>> START RECORDS PROVIDED

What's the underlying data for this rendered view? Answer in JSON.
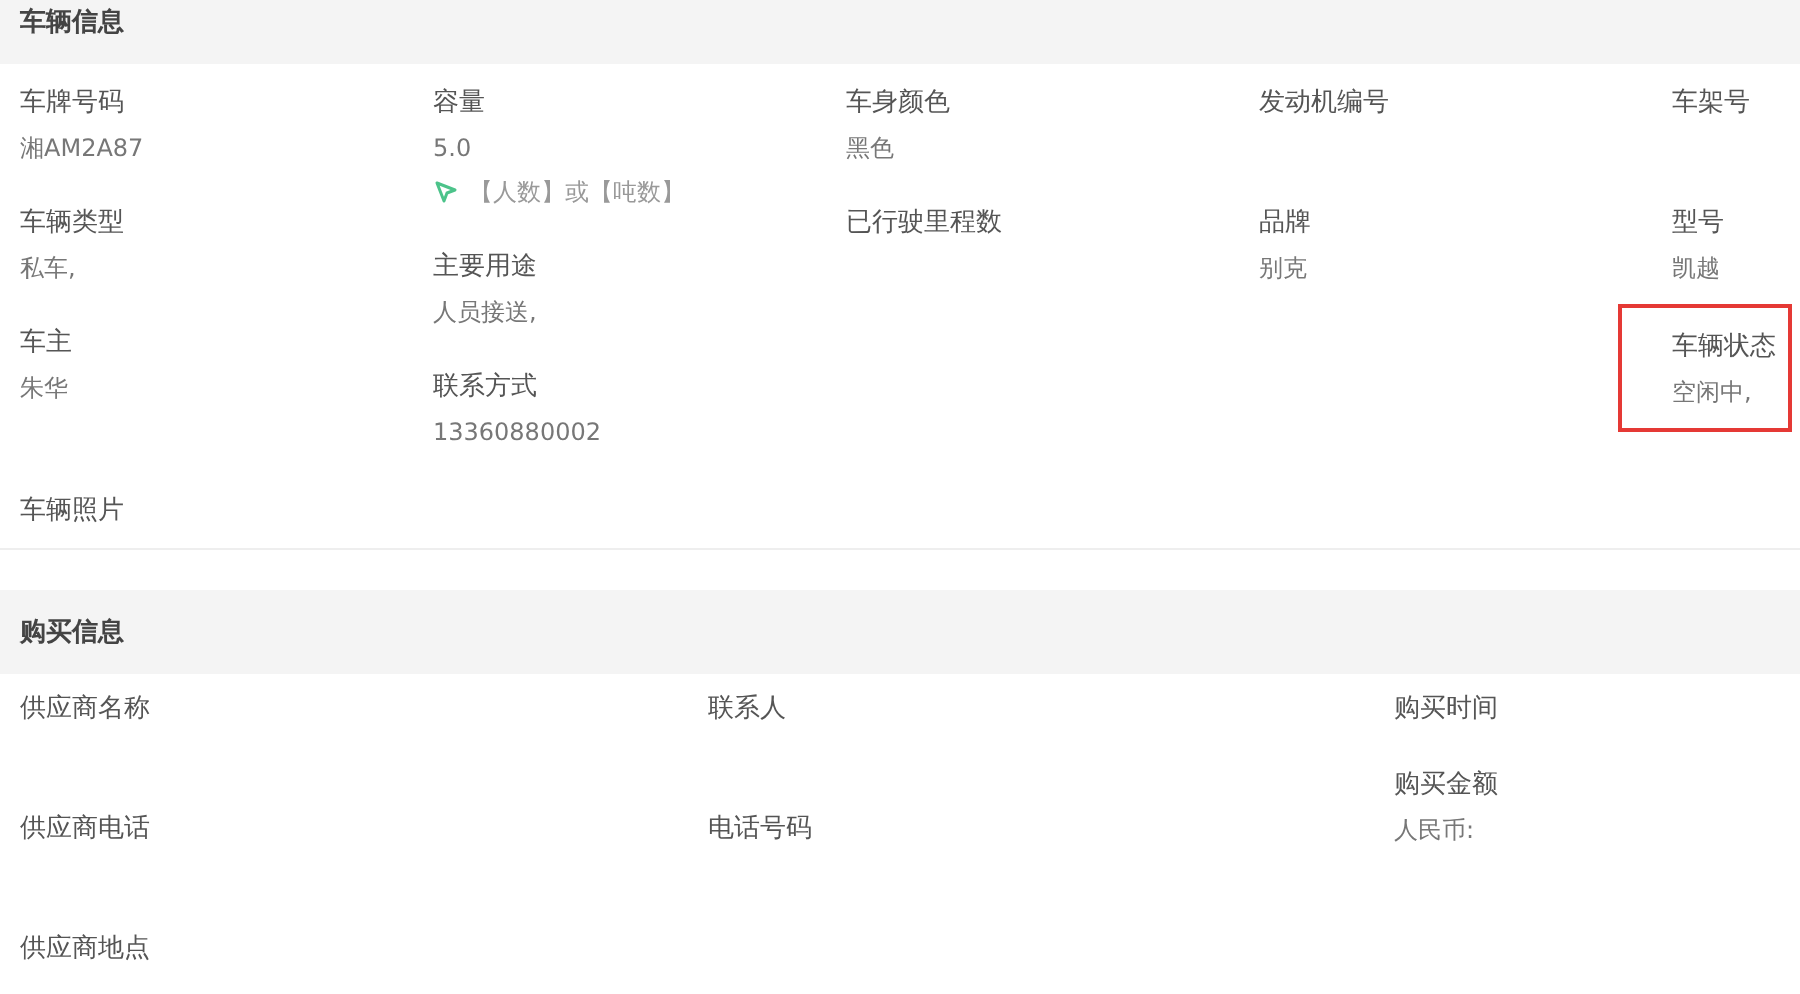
{
  "vehicle_info": {
    "title": "车辆信息",
    "columns": [
      [
        {
          "label": "车牌号码",
          "value": "湘AM2A87",
          "highlighted": false
        },
        {
          "label": "车辆类型",
          "value": "私车,",
          "highlighted": false
        },
        {
          "label": "车主",
          "value": "朱华",
          "highlighted": false
        }
      ],
      [
        {
          "label": "容量",
          "value": "5.0",
          "hint": "【人数】或【吨数】",
          "highlighted": false
        },
        {
          "label": "主要用途",
          "value": "人员接送,",
          "highlighted": false
        },
        {
          "label": "联系方式",
          "value": "13360880002",
          "highlighted": false
        }
      ],
      [
        {
          "label": "车身颜色",
          "value": "黑色",
          "highlighted": false
        },
        {
          "label": "已行驶里程数",
          "highlighted": false
        }
      ],
      [
        {
          "label": "发动机编号",
          "highlighted": false
        },
        {
          "label": "品牌",
          "value": "别克",
          "highlighted": false
        }
      ],
      [
        {
          "label": "车架号",
          "highlighted": false
        },
        {
          "label": "型号",
          "value": "凯越",
          "highlighted": false
        },
        {
          "label": "车辆状态",
          "value": "空闲中,",
          "highlighted": true
        }
      ]
    ],
    "photo": {
      "label": "车辆照片"
    }
  },
  "purchase_info": {
    "title": "购买信息",
    "rows": [
      [
        {
          "label": "供应商名称"
        },
        {
          "label": "联系人"
        },
        {
          "label": "购买时间"
        }
      ],
      [
        {
          "label": "供应商电话"
        },
        {
          "label": "电话号码"
        },
        {
          "label": "购买金额",
          "value": "人民币:"
        }
      ],
      [
        {
          "label": "供应商地点"
        }
      ]
    ]
  }
}
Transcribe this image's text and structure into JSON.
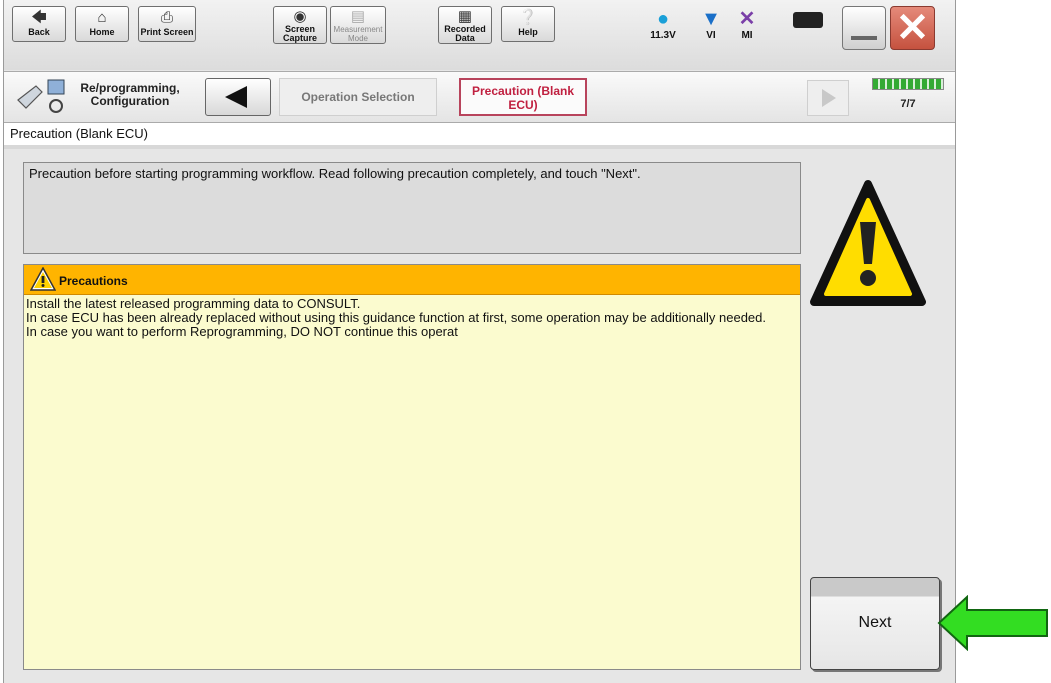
{
  "toolbar": {
    "buttons": [
      {
        "label": "Back"
      },
      {
        "label": "Home"
      },
      {
        "label": "Print Screen"
      },
      {
        "label": "Screen\nCapture"
      },
      {
        "label": "Measurement\nMode"
      },
      {
        "label": "Recorded\nData"
      },
      {
        "label": "Help"
      }
    ],
    "status": {
      "battery_voltage": "11.3V",
      "vi_label": "VI",
      "mi_label": "MI"
    }
  },
  "breadcrumb": {
    "section_label": "Re/programming,\nConfiguration",
    "operation_selection": "Operation Selection",
    "precaution": "Precaution (Blank\nECU)",
    "step_counter": "7/7",
    "progress_fraction": 1.0
  },
  "page": {
    "title": "Precaution (Blank ECU)",
    "instruction": "Precaution before starting programming workflow. Read following precaution completely, and touch \"Next\".",
    "precautions": {
      "title": "Precautions",
      "lines": [
        "Install the latest released programming data to CONSULT.",
        "In case ECU has been already replaced without using this guidance function at first, some operation may be additionally needed.",
        "In case you want to perform Reprogramming, DO NOT continue this operat"
      ]
    },
    "next_label": "Next"
  },
  "colors": {
    "precaution_header": "#ffb400",
    "precaution_body": "#fbfbcf",
    "active_crumb_text": "#c02040",
    "callout_arrow": "#33dd22"
  }
}
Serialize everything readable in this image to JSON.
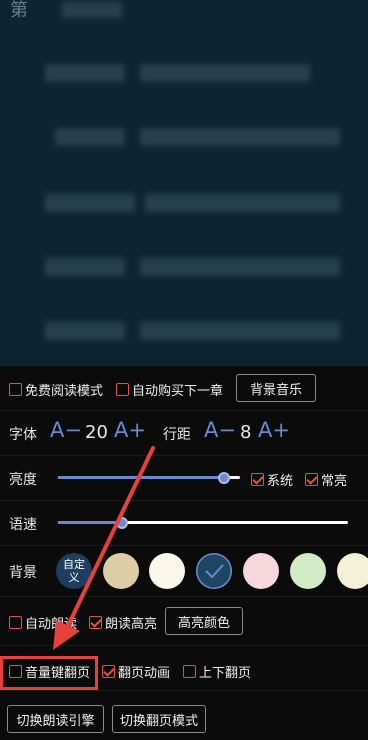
{
  "reader": {
    "chapter_char": "第"
  },
  "settings": {
    "row1": {
      "free_read_mode": "免费阅读模式",
      "auto_buy_next": "自动购买下一章",
      "bg_music": "背景音乐"
    },
    "font": {
      "label": "字体",
      "decrease": "A−",
      "size": "20",
      "increase": "A+",
      "line_spacing_label": "行距",
      "ls_decrease": "A−",
      "ls_value": "8",
      "ls_increase": "A+"
    },
    "brightness": {
      "label": "亮度",
      "level_percent": 91,
      "system": "系统",
      "always_on": "常亮"
    },
    "speech_rate": {
      "label": "语速",
      "level_percent": 22
    },
    "background": {
      "label": "背景",
      "custom_label": "自定义",
      "swatches": [
        "#1f3d5f",
        "#dccda6",
        "#fbf7ea",
        "#1e4660",
        "#f5d7dc",
        "#d3ecc8",
        "#f4f1d8"
      ],
      "selected_index": 3
    },
    "read_aloud": {
      "auto_read": "自动朗读",
      "highlight": "朗读高亮",
      "highlight_color": "高亮颜色"
    },
    "page_turn": {
      "volume_key": "音量键翻页",
      "animation": "翻页动画",
      "vertical": "上下翻页"
    },
    "bottom": {
      "switch_tts_engine": "切换朗读引擎",
      "switch_page_mode": "切换翻页模式"
    }
  },
  "colors": {
    "accent": "#6a8bd0",
    "checkbox": "#e0533f",
    "annotation": "#e8403a",
    "reader_bg": "#0d2533"
  }
}
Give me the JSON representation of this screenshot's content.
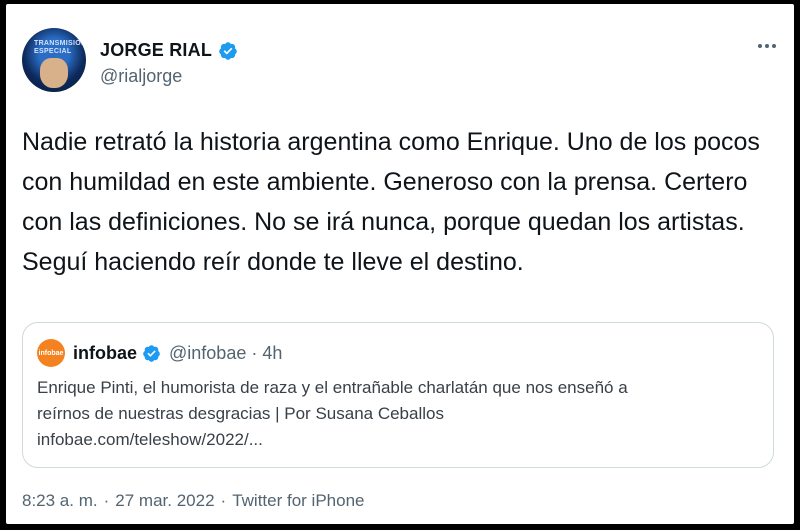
{
  "author": {
    "display_name": "JORGE RIAL",
    "handle": "@rialjorge",
    "avatar_text": "TRANSMISIÓN ESPECIAL",
    "verified": true
  },
  "tweet": {
    "text": "Nadie retrató la historia argentina como Enrique. Uno de los pocos con humildad en este ambiente. Generoso con la prensa. Certero con las definiciones. No se irá nunca, porque quedan los artistas. Seguí haciendo reír donde te lleve el destino."
  },
  "quote": {
    "avatar_text": "infobae",
    "display_name": "infobae",
    "handle": "@infobae",
    "separator": "·",
    "time": "4h",
    "body_line1": "Enrique Pinti, el humorista de raza y el entrañable charlatán que nos enseñó a",
    "body_line2": "reírnos de nuestras desgracias | Por Susana Ceballos",
    "body_line3": "infobae.com/teleshow/2022/..."
  },
  "footer": {
    "time": "8:23 a. m.",
    "date": "27 mar. 2022",
    "source": "Twitter for iPhone",
    "separator": "·"
  },
  "colors": {
    "verified_blue": "#1d9bf0",
    "text_primary": "#0f1419",
    "text_secondary": "#536471",
    "infobae_orange": "#f58220"
  },
  "icons": {
    "verified": "verified-badge-icon",
    "more": "more-horizontal-icon"
  }
}
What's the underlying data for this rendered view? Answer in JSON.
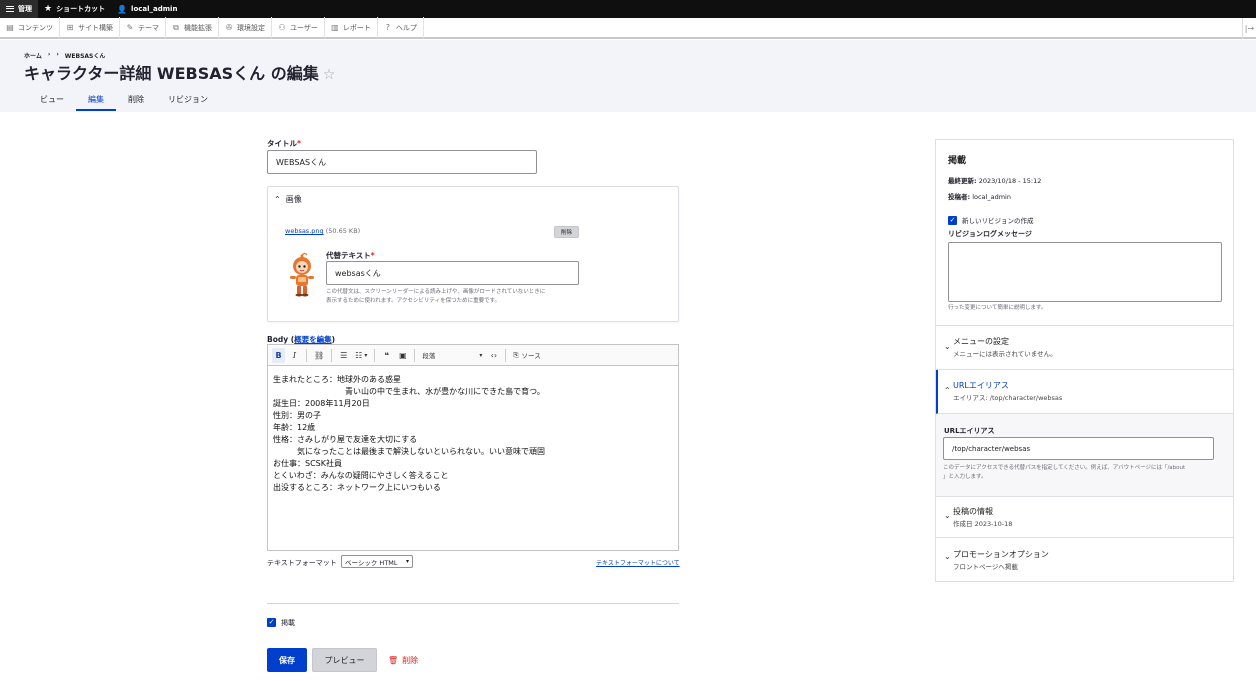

>> END RECORDS PROVIDED

SHORT PROBLEM:
The records above must be printed exactly; the pictures stay out.

TASK OUTPUT:
What's the underlying data for this rendered view? Answer in JSON.
{
  "vehicle_info": {
    "title": "车辆信息",
    "columns": [
      [
        {
          "label": "车牌号码",
          "value": "湘AM2A87",
          "highlighted": false
        },
        {
          "label": "车辆类型",
          "value": "私车,",
          "highlighted": false
        },
        {
          "label": "车主",
          "value": "朱华",
          "highlighted": false
        }
      ],
      [
        {
          "label": "容量",
          "value": "5.0",
          "hint": "【人数】或【吨数】",
          "highlighted": false
        },
        {
          "label": "主要用途",
          "value": "人员接送,",
          "highlighted": false
        },
        {
          "label": "联系方式",
          "value": "13360880002",
          "highlighted": false
        }
      ],
      [
        {
          "label": "车身颜色",
          "value": "黑色",
          "highlighted": false
        },
        {
          "label": "已行驶里程数",
          "highlighted": false
        }
      ],
      [
        {
          "label": "发动机编号",
          "highlighted": false
        },
        {
          "label": "品牌",
          "value": "别克",
          "highlighted": false
        }
      ],
      [
        {
          "label": "车架号",
          "highlighted": false
        },
        {
          "label": "型号",
          "value": "凯越",
          "highlighted": false
        },
        {
          "label": "车辆状态",
          "value": "空闲中,",
          "highlighted": true
        }
      ]
    ],
    "photo": {
      "label": "车辆照片"
    }
  },
  "purchase_info": {
    "title": "购买信息",
    "rows": [
      [
        {
          "label": "供应商名称"
        },
        {
          "label": "联系人"
        },
        {
          "label": "购买时间"
        }
      ],
      [
        {
          "label": "供应商电话"
        },
        {
          "label": "电话号码"
        },
        {
          "label": "购买金额",
          "value": "人民币:"
        }
      ],
      [
        {
          "label": "供应商地点"
        }
      ]
    ]
  }
}
Transcribe this image's text and structure into JSON.
{
  "toolbar": {
    "buttons": [
      {
        "label": "Back"
      },
      {
        "label": "Home"
      },
      {
        "label": "Print Screen"
      },
      {
        "label": "Screen\nCapture"
      },
      {
        "label": "Measurement\nMode"
      },
      {
        "label": "Recorded\nData"
      },
      {
        "label": "Help"
      }
    ],
    "status": {
      "battery_voltage": "11.3V",
      "vi_label": "VI",
      "mi_label": "MI"
    }
  },
  "breadcrumb": {
    "section_label": "Re/programming,\nConfiguration",
    "operation_selection": "Operation Selection",
    "precaution": "Precaution (Blank\nECU)",
    "step_counter": "7/7",
    "progress_fraction": 1.0
  },
  "page": {
    "title": "Precaution (Blank ECU)",
    "instruction": "Precaution before starting programming workflow. Read following precaution completely, and touch \"Next\".",
    "precautions": {
      "title": "Precautions",
      "lines": [
        "Install the latest released programming data to CONSULT.",
        "In case ECU has been already replaced without using this guidance function at first, some operation may be additionally needed.",
        "In case you want to perform Reprogramming, DO NOT continue this operat"
      ]
    },
    "next_label": "Next"
  },
  "colors": {
    "precaution_header": "#ffb400",
    "precaution_body": "#fbfbcf",
    "active_crumb_text": "#c02040",
    "callout_arrow": "#33dd22"
  }
}
Serialize everything readable in this image to JSON.
{
  "reader": {
    "chapter_char": "第"
  },
  "settings": {
    "row1": {
      "free_read_mode": "免费阅读模式",
      "auto_buy_next": "自动购买下一章",
      "bg_music": "背景音乐"
    },
    "font": {
      "label": "字体",
      "decrease": "A−",
      "size": "20",
      "increase": "A+",
      "line_spacing_label": "行距",
      "ls_decrease": "A−",
      "ls_value": "8",
      "ls_increase": "A+"
    },
    "brightness": {
      "label": "亮度",
      "level_percent": 91,
      "system": "系统",
      "always_on": "常亮"
    },
    "speech_rate": {
      "label": "语速",
      "level_percent": 22
    },
    "background": {
      "label": "背景",
      "custom_label": "自定义",
      "swatches": [
        "#1f3d5f",
        "#dccda6",
        "#fbf7ea",
        "#1e4660",
        "#f5d7dc",
        "#d3ecc8",
        "#f4f1d8"
      ],
      "selected_index": 3
    },
    "read_aloud": {
      "auto_read": "自动朗读",
      "highlight": "朗读高亮",
      "highlight_color": "高亮颜色"
    },
    "page_turn": {
      "volume_key": "音量键翻页",
      "animation": "翻页动画",
      "vertical": "上下翻页"
    },
    "bottom": {
      "switch_tts_engine": "切换朗读引擎",
      "switch_page_mode": "切换翻页模式"
    }
  },
  "colors": {
    "accent": "#6a8bd0",
    "checkbox": "#e0533f",
    "annotation": "#e8403a",
    "reader_bg": "#0d2533"
  }
}
Give me the JSON representation of this screenshot's content.
{
  "author": {
    "display_name": "JORGE RIAL",
    "handle": "@rialjorge",
    "avatar_text": "TRANSMISIÓN ESPECIAL",
    "verified": true
  },
  "tweet": {
    "text": "Nadie retrató la historia argentina como Enrique. Uno de los pocos con humildad en este ambiente. Generoso con la prensa. Certero con las definiciones. No se irá nunca, porque quedan los artistas. Seguí haciendo reír donde te lleve el destino."
  },
  "quote": {
    "avatar_text": "infobae",
    "display_name": "infobae",
    "handle": "@infobae",
    "separator": "·",
    "time": "4h",
    "body_line1": "Enrique Pinti, el humorista de raza y el entrañable charlatán que nos enseñó a",
    "body_line2": "reírnos de nuestras desgracias | Por Susana Ceballos",
    "body_line3": "infobae.com/teleshow/2022/..."
  },
  "footer": {
    "time": "8:23 a. m.",
    "date": "27 mar. 2022",
    "source": "Twitter for iPhone",
    "separator": "·"
  },
  "colors": {
    "verified_blue": "#1d9bf0",
    "text_primary": "#0f1419",
    "text_secondary": "#536471",
    "infobae_orange": "#f58220"
  },
  "icons": {
    "verified": "verified-badge-icon",
    "more": "more-horizontal-icon"
  }
}
What's the underlying data for this rendered view? Answer in JSON.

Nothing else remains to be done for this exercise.